◆ **The request**
Copy the lines holding the word "background", all of them.

◆ **Extracted data entries**
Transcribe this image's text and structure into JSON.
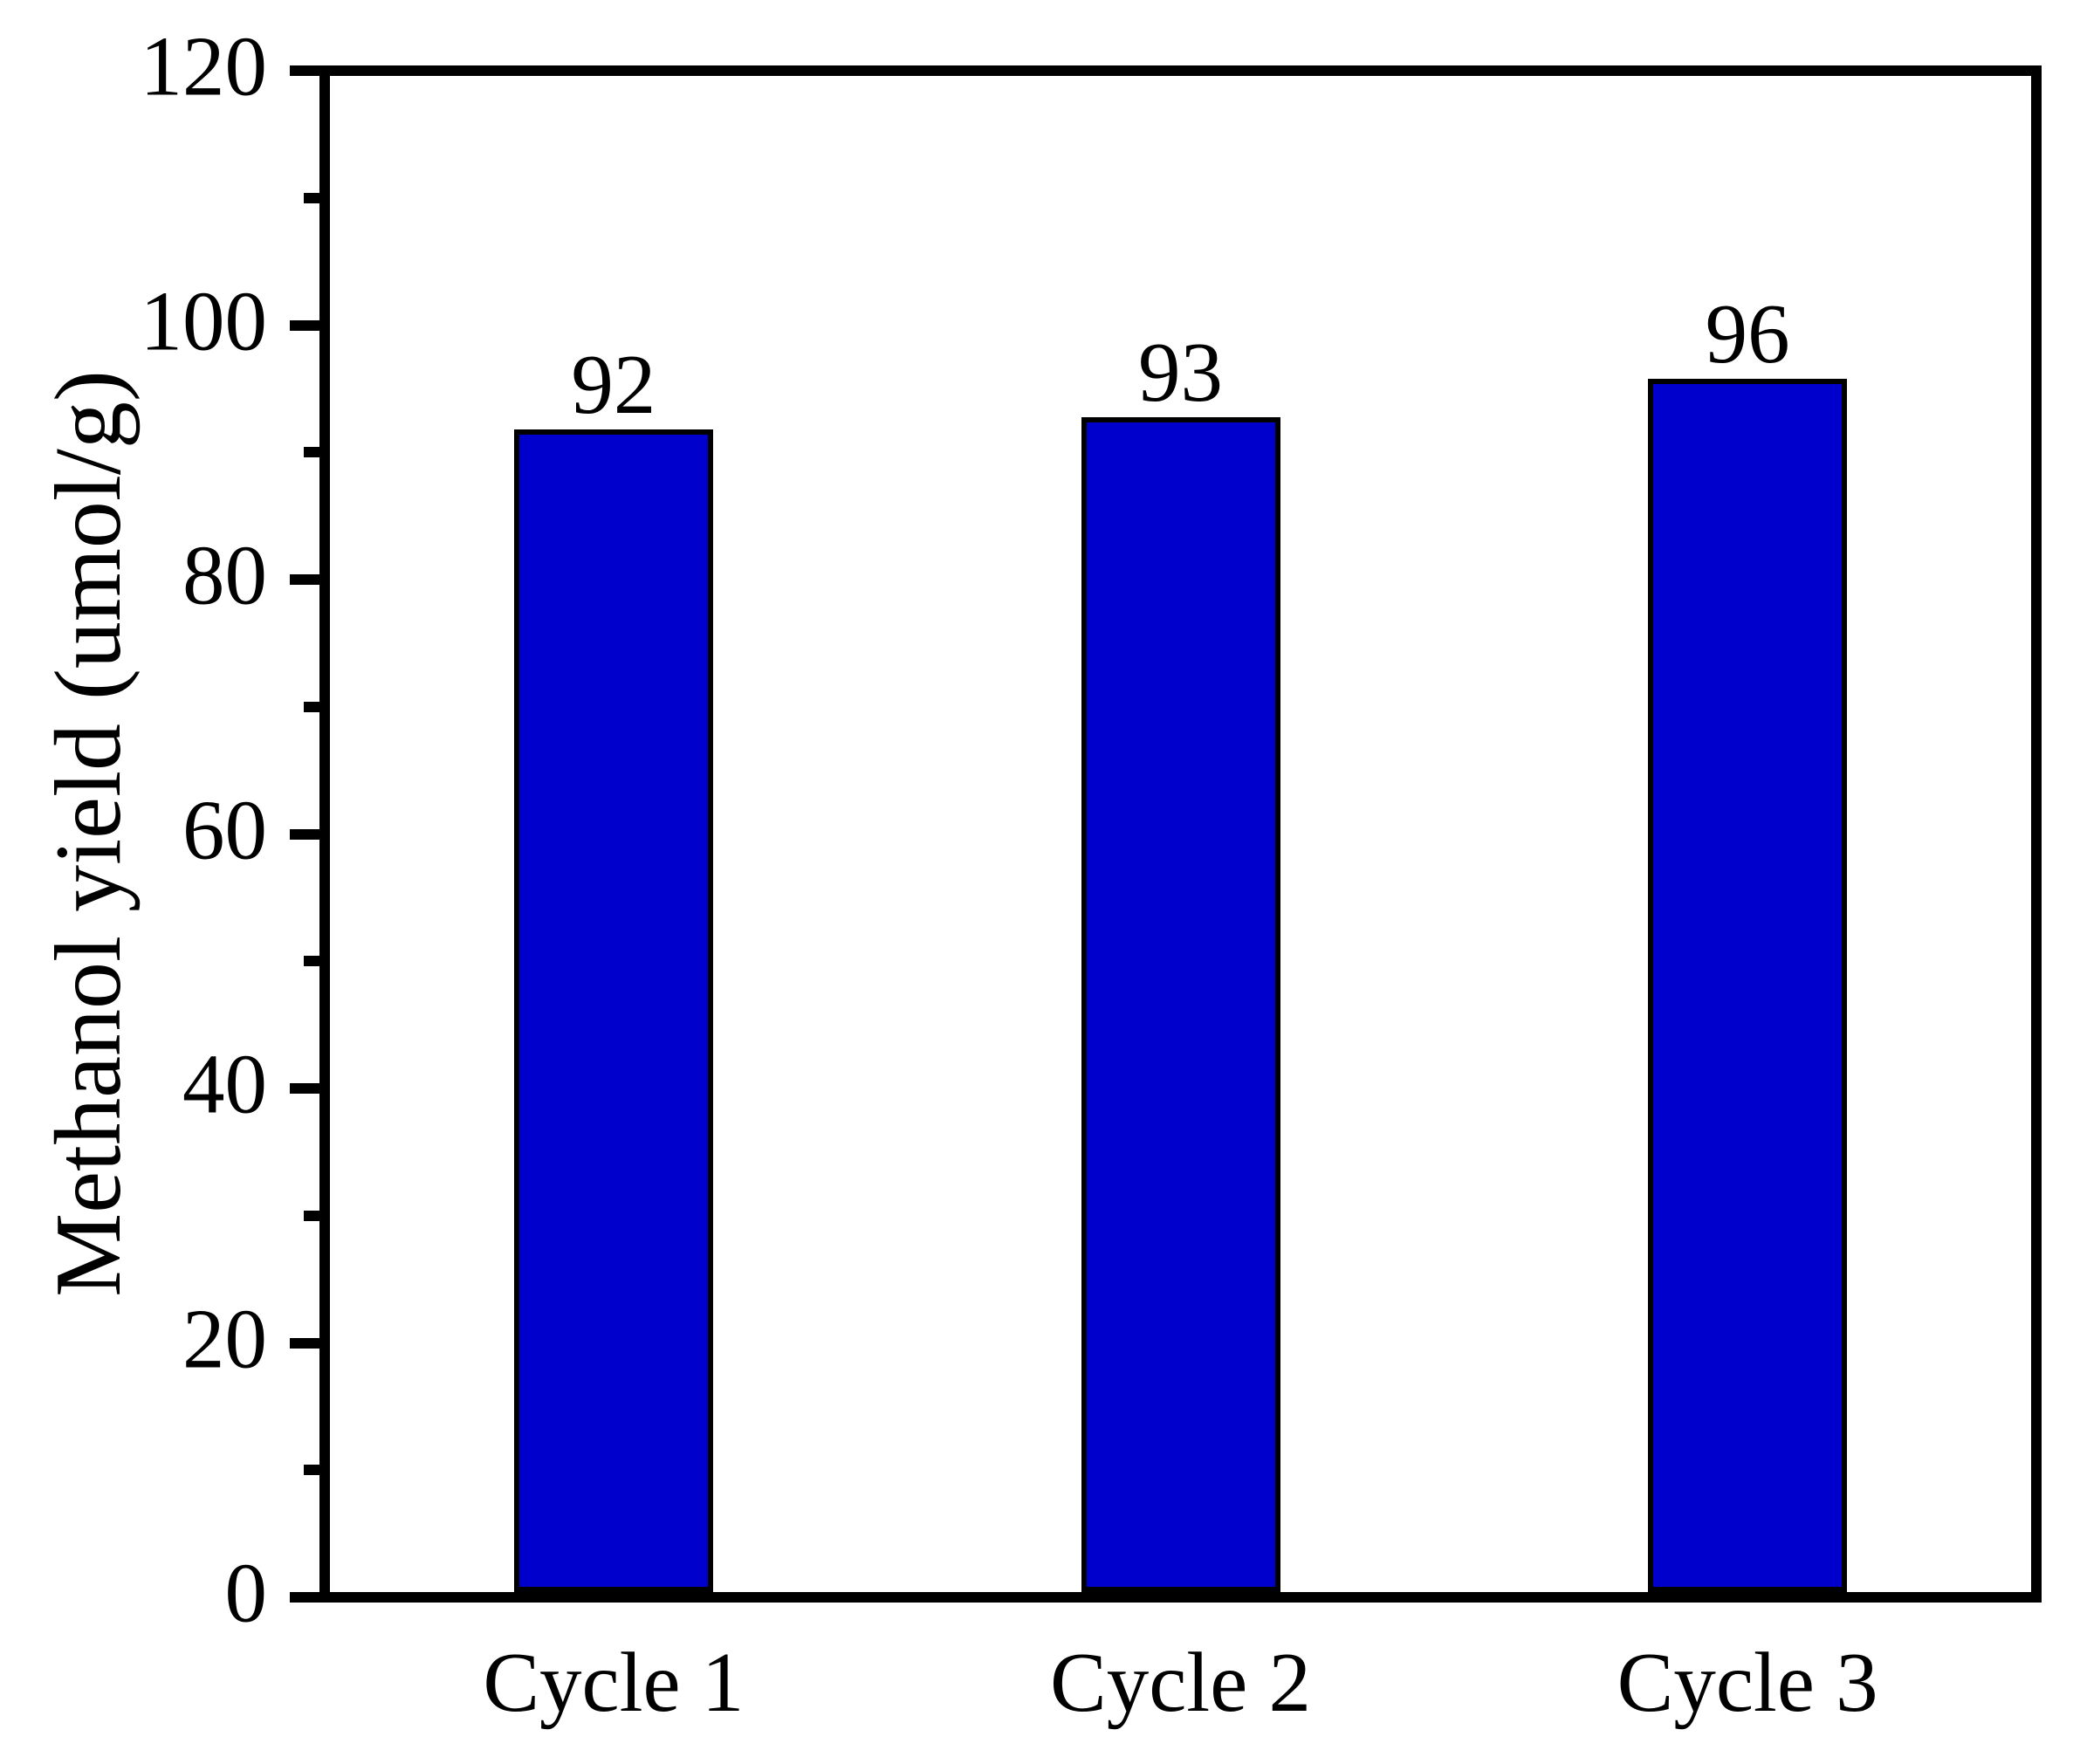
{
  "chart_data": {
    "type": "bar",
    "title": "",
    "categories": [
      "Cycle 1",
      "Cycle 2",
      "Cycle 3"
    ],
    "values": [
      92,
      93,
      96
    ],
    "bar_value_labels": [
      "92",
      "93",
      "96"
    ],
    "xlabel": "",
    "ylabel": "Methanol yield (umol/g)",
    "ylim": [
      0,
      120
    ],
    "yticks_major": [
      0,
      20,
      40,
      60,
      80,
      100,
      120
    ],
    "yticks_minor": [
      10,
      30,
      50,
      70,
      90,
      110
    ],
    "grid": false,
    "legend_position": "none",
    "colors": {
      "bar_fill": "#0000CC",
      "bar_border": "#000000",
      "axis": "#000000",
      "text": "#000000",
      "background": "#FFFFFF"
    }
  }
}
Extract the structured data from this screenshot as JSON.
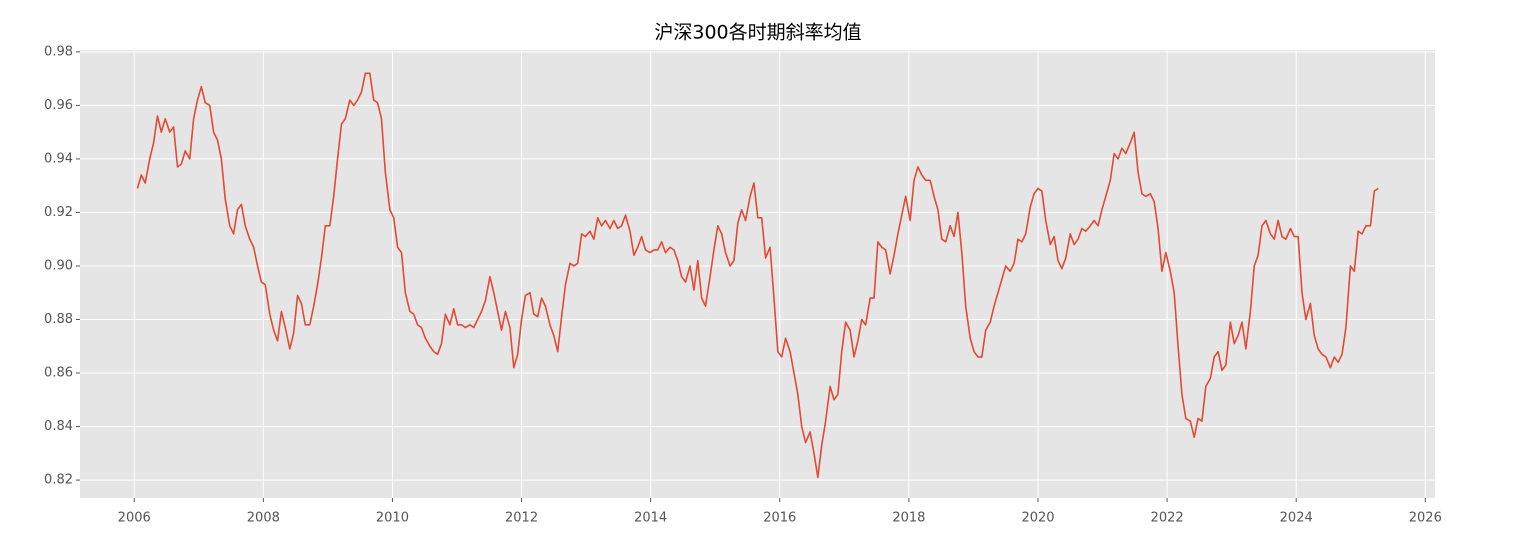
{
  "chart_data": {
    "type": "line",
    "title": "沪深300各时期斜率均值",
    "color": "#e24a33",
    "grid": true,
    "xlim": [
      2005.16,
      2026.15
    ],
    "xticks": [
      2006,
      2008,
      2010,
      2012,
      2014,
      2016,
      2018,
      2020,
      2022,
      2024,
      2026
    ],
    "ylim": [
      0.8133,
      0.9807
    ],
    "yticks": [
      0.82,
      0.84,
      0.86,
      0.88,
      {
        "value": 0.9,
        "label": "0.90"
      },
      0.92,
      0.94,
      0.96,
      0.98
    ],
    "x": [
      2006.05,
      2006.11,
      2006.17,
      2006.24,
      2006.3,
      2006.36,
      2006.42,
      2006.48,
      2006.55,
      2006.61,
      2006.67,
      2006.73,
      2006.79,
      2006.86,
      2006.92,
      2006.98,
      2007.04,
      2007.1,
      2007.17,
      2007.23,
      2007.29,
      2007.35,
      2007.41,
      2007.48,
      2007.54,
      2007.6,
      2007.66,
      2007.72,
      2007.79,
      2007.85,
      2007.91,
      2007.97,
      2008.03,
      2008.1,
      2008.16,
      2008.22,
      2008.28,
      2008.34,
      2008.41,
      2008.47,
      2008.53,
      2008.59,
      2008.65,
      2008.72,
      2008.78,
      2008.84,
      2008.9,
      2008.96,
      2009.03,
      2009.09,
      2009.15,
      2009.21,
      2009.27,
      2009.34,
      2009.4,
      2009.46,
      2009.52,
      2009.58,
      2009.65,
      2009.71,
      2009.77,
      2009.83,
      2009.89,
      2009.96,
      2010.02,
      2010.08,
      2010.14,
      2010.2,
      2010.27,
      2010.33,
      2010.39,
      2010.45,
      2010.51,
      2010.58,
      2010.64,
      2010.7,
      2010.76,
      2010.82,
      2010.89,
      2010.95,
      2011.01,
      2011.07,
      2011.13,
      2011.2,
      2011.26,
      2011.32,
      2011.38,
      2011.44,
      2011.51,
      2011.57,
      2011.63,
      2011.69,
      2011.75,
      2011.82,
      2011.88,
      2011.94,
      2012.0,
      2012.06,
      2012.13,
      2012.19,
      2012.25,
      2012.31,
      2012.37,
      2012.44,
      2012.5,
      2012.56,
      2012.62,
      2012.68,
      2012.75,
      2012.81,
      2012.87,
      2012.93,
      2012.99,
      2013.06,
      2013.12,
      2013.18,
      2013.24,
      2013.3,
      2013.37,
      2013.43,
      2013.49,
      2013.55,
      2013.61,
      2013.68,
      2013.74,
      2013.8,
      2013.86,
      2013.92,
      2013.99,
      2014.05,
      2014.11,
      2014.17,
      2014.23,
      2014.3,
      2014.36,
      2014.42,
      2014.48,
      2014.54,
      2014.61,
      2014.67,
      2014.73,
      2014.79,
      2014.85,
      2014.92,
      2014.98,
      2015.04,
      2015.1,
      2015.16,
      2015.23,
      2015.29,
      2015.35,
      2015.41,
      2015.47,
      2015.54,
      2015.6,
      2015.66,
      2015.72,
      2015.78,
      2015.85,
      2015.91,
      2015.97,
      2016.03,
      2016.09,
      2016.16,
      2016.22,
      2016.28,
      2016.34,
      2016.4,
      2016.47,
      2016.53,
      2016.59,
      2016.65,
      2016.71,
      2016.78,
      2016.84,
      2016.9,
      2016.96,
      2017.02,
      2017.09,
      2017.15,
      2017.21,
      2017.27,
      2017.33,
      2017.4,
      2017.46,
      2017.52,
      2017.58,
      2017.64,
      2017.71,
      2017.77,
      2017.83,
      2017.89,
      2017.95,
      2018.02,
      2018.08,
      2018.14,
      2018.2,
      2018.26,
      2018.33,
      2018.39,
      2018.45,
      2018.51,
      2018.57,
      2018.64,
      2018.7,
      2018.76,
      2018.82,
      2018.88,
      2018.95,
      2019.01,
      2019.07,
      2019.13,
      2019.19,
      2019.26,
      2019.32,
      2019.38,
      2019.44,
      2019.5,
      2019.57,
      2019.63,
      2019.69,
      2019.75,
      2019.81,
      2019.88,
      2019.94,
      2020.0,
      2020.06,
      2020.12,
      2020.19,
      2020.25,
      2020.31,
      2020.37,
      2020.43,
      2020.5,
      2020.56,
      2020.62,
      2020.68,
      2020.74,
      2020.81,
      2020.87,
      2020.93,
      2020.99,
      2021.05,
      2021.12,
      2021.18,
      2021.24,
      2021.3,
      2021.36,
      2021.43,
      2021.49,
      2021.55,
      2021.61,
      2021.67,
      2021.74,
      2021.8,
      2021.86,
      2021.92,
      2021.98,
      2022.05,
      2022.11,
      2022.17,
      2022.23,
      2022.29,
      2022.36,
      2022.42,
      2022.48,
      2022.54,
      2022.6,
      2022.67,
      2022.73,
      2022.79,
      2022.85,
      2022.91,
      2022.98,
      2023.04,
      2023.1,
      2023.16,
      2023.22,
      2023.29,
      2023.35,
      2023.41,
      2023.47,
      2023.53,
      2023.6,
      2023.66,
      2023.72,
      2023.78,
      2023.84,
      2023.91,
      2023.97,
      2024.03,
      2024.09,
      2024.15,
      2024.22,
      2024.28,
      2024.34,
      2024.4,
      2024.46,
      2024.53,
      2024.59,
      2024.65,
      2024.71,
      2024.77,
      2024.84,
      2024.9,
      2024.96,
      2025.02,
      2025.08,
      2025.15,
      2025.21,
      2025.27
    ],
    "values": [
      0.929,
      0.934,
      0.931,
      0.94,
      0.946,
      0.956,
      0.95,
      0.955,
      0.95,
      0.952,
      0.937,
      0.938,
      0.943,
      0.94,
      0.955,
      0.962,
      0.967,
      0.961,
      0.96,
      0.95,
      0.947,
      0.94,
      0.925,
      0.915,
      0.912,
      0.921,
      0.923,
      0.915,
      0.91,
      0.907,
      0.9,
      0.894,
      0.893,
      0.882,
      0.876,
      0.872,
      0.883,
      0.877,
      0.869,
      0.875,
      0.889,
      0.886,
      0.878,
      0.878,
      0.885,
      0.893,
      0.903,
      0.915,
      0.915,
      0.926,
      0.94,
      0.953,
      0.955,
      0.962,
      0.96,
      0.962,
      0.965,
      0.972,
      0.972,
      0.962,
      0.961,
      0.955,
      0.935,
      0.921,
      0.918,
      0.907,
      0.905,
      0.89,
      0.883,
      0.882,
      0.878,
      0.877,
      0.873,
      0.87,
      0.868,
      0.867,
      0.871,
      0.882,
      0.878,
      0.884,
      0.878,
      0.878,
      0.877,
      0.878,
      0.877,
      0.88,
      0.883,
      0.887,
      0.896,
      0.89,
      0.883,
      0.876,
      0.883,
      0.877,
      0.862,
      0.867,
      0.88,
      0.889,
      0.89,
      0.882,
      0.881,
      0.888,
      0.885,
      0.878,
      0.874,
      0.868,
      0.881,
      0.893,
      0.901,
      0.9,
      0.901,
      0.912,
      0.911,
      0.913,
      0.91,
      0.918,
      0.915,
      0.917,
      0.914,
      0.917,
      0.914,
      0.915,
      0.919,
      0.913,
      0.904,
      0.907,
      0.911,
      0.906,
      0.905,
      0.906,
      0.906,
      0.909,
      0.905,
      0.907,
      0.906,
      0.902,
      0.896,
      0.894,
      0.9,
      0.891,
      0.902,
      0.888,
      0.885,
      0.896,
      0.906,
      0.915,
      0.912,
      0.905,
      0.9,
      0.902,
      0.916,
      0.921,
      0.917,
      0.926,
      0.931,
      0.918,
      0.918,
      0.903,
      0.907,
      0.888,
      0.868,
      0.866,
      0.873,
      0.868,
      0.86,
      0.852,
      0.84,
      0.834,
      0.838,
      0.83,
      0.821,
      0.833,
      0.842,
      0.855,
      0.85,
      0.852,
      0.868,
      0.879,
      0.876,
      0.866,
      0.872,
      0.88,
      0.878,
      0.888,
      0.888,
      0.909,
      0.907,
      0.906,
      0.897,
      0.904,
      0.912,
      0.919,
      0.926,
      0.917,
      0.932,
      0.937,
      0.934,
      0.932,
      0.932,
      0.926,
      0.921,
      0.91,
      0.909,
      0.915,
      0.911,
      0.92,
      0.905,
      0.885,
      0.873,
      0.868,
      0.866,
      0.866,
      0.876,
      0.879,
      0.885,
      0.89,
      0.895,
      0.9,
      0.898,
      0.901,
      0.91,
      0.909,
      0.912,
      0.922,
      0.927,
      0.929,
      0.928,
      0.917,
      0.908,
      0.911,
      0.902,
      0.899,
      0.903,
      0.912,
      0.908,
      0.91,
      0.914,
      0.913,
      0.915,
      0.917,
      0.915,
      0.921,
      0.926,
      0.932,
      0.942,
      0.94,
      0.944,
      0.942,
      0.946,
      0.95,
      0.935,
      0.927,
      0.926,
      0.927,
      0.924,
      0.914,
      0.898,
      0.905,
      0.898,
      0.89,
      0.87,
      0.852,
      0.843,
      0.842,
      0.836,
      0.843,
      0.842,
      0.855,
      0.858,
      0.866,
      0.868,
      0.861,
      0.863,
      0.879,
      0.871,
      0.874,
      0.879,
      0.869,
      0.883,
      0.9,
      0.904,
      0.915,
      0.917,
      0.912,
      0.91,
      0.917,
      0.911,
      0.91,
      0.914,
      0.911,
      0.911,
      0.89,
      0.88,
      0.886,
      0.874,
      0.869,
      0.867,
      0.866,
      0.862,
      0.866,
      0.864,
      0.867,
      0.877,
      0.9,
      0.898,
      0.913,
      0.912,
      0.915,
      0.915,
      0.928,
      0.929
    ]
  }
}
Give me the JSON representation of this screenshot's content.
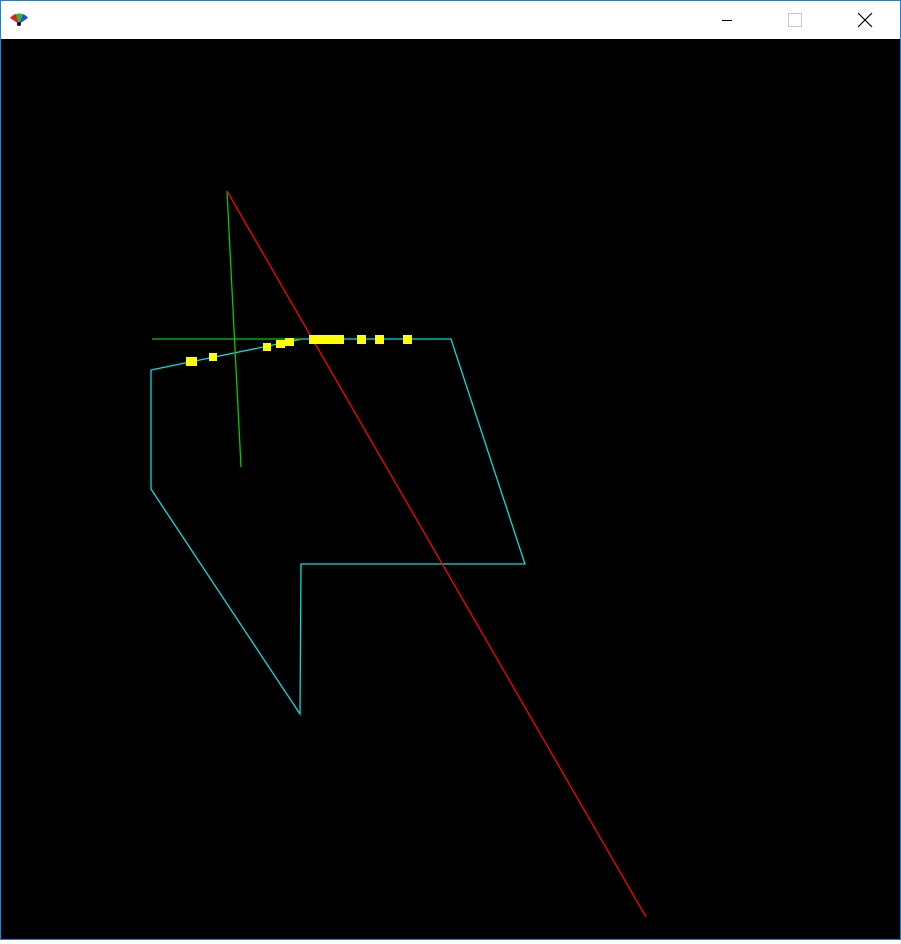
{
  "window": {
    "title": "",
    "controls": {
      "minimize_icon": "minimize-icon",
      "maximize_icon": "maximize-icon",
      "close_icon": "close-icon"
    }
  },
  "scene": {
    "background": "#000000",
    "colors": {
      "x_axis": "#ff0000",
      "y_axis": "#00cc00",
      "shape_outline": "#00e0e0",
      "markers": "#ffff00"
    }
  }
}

◆ **Solution for this problem**
      "background": "#FFFFFF"
    "background": "#000000",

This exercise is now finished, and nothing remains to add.